| Task prompt |
Scan the material and copy every line in which "this" appears.

| Provided information |
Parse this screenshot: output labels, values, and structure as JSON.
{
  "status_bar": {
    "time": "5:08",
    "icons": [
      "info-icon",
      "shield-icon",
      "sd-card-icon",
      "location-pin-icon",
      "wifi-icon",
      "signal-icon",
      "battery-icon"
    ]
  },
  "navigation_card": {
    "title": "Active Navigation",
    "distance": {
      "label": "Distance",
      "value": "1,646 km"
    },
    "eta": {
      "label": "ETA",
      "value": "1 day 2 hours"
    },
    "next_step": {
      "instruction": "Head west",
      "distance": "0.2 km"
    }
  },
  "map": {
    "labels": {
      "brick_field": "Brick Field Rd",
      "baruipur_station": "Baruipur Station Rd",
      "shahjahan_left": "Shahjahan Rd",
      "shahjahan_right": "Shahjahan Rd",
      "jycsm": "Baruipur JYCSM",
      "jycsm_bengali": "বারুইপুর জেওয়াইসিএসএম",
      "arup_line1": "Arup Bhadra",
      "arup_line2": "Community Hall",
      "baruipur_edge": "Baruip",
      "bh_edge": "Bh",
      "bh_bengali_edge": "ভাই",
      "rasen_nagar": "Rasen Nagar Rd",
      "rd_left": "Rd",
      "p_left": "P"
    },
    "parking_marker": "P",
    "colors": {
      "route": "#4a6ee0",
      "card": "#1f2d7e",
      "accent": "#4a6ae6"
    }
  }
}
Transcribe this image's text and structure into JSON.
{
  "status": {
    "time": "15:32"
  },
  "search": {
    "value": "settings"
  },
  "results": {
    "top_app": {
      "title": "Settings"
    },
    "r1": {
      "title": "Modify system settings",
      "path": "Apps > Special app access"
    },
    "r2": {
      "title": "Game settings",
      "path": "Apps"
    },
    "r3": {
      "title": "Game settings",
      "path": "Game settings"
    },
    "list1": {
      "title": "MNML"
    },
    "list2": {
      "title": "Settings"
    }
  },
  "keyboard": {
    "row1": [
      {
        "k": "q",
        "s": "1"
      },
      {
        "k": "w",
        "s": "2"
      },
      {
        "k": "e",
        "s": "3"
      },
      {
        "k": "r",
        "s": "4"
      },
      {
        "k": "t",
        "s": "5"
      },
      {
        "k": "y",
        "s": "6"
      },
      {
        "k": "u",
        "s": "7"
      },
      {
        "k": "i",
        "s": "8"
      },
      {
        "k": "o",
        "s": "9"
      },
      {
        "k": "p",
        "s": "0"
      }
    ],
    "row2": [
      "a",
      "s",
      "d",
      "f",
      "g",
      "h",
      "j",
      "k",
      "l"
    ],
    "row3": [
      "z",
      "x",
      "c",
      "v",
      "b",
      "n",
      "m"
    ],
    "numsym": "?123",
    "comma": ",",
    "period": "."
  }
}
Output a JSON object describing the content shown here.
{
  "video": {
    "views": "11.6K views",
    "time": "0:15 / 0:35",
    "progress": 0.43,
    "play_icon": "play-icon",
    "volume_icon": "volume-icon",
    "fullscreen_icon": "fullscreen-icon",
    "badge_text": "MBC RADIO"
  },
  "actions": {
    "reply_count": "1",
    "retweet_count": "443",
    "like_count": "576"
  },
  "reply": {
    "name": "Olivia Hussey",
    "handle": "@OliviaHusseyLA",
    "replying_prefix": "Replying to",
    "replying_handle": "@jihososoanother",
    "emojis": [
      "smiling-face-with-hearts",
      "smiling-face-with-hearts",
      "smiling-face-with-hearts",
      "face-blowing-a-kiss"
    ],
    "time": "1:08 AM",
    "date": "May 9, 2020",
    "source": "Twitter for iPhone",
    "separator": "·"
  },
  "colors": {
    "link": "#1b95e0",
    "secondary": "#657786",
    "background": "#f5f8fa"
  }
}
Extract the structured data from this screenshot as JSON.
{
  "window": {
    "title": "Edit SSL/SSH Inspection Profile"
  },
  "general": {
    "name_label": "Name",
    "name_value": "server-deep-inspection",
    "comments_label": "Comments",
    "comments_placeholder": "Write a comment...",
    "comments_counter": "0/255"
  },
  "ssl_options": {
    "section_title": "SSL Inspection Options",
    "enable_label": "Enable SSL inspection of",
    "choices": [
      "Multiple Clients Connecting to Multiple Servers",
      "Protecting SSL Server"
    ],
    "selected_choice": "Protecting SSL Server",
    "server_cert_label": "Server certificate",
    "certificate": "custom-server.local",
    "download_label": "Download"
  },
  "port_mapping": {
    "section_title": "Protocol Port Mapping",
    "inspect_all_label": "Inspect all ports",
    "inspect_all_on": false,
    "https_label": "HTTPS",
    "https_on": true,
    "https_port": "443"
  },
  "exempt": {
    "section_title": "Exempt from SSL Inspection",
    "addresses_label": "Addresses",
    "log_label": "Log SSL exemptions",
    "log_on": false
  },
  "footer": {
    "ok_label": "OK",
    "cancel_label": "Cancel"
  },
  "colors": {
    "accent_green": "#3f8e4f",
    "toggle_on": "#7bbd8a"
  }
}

| Expected answer |
Parse this screenshot: output labels, values, and structure as JSON.
Transcribe this image's text and structure into JSON.
Extract the structured data from this screenshot as JSON.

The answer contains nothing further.